Record extracts:
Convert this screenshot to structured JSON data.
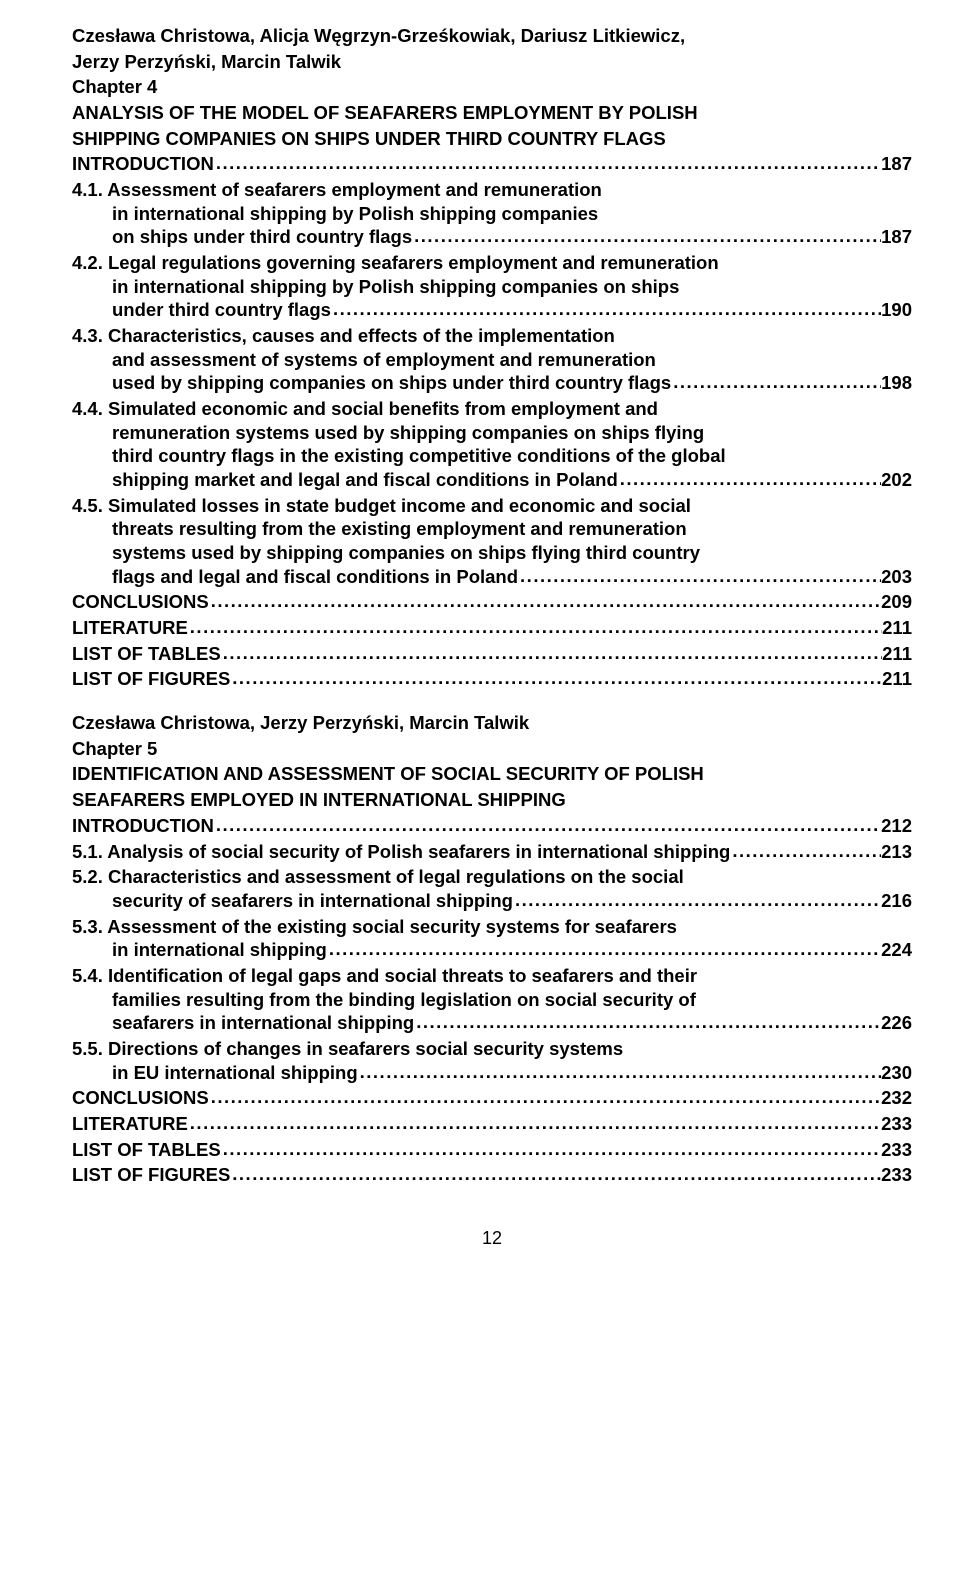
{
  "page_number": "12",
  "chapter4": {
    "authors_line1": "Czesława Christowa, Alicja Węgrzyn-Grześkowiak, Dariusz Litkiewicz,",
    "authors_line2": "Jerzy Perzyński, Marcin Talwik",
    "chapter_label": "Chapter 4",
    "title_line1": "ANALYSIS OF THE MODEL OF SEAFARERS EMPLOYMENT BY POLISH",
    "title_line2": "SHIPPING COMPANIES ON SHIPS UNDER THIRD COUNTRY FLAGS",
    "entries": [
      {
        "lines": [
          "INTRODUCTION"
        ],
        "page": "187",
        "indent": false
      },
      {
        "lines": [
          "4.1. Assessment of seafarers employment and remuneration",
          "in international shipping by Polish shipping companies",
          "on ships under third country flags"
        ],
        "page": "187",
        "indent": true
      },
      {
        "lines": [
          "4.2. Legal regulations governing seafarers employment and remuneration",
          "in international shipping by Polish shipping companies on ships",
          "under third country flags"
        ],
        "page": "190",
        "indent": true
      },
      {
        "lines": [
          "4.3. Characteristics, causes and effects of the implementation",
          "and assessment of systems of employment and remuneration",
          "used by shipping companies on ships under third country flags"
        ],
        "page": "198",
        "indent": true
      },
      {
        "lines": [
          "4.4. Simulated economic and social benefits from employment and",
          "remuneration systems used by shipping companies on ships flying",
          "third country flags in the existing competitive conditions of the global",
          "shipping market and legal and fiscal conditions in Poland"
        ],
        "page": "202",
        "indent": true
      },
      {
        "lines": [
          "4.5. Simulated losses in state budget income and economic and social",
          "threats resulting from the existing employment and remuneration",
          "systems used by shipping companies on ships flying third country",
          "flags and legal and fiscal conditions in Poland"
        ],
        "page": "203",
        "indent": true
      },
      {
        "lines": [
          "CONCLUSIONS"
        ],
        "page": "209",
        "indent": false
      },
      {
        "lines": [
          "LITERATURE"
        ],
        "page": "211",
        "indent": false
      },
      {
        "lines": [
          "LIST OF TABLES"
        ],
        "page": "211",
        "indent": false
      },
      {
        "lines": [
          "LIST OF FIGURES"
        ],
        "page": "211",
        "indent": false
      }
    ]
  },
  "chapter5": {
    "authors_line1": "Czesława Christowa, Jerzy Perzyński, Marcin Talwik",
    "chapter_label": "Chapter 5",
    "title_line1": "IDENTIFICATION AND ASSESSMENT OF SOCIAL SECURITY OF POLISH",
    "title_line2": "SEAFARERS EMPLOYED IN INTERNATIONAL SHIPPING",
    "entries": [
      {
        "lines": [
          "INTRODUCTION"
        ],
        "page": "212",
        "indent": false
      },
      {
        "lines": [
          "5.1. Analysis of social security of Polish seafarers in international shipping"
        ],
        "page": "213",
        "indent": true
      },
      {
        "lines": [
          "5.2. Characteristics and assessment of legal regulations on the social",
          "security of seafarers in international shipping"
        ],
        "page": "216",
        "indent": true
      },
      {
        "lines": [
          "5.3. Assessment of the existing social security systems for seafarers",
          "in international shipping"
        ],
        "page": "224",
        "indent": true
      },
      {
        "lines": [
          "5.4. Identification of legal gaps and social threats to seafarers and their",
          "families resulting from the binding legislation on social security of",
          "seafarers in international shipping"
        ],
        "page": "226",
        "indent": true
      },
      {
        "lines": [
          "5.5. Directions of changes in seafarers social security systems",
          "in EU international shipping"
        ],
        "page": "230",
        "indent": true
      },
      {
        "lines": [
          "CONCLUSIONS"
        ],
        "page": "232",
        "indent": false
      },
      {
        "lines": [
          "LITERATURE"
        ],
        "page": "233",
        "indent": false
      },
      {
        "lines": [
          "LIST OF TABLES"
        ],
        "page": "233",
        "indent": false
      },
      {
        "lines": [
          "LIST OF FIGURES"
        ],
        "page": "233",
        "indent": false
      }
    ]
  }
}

Requirements: Copy out every line of the listing that includes the string "Christowa".

Result of this exercise:
    "authors_line1": "Czesława Christowa, Alicja Węgrzyn-Grześkowiak, Dariusz Litkiewicz,",
    "authors_line1": "Czesława Christowa, Jerzy Perzyński, Marcin Talwik",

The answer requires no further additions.